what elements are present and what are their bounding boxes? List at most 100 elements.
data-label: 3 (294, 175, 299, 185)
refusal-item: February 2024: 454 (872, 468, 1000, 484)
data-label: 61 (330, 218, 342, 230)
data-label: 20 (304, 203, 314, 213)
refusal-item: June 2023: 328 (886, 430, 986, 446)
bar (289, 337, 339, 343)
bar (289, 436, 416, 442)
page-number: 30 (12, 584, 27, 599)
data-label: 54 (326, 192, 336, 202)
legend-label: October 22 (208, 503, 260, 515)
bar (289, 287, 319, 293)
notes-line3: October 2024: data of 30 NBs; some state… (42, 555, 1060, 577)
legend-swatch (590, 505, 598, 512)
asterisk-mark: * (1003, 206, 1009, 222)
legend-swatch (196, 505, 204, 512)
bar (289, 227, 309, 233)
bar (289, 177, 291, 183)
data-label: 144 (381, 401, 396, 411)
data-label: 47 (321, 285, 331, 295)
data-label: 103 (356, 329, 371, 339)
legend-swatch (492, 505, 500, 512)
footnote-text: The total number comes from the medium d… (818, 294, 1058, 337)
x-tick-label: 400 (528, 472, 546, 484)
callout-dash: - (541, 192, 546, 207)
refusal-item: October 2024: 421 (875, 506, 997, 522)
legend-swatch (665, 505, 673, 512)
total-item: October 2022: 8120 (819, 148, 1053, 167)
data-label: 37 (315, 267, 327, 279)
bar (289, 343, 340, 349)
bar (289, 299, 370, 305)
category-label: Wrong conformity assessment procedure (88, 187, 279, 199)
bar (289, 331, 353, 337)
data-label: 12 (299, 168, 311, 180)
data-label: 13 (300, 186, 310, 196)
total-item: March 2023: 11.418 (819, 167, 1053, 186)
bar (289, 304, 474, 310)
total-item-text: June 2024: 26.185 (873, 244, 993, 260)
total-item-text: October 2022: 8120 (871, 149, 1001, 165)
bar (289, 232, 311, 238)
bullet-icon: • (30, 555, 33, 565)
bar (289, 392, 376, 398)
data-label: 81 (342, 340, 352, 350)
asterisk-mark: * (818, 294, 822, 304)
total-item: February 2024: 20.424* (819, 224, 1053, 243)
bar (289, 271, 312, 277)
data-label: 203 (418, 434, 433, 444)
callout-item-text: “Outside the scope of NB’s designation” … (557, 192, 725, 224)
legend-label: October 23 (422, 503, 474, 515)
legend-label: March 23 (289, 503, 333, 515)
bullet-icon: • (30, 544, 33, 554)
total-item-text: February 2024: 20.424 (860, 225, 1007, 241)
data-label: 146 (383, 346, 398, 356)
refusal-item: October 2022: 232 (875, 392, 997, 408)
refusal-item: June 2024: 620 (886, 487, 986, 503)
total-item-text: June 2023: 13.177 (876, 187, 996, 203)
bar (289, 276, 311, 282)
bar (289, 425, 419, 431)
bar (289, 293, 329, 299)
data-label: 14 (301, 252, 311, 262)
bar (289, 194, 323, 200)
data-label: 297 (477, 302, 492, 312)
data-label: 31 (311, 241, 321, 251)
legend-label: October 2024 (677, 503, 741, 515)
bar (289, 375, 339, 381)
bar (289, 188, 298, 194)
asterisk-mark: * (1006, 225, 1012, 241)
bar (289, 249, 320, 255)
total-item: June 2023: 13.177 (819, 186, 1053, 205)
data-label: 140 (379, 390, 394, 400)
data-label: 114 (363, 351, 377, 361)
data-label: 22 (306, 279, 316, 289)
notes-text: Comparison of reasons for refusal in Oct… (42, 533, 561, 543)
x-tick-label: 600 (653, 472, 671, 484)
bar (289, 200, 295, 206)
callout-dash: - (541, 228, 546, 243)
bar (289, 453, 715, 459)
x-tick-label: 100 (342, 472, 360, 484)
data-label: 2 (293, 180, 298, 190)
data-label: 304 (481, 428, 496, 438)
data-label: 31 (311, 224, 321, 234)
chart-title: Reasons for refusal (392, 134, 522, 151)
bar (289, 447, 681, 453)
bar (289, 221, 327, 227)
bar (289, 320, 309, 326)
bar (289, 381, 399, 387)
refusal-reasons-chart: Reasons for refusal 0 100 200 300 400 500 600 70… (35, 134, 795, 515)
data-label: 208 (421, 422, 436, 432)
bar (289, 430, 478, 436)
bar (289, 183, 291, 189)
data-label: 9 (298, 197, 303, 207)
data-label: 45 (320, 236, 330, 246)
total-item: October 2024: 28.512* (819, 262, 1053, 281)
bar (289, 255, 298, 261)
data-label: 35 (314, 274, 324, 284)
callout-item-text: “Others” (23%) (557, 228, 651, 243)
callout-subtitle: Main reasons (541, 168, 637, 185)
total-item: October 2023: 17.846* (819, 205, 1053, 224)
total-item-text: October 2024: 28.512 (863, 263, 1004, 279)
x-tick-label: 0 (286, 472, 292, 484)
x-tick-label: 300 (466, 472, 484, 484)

-=-=-=-=-

**WHAT YOU ARE ASKED TO DO:** Please pull out every line above that contains the string "swatch", treating uppercase and lowercase as different.

**CORRECT RESPONSE:**
legend-swatch (590, 505, 598, 512)
legend-swatch (196, 505, 204, 512)
legend-swatch (492, 505, 500, 512)
legend-swatch (665, 505, 673, 512)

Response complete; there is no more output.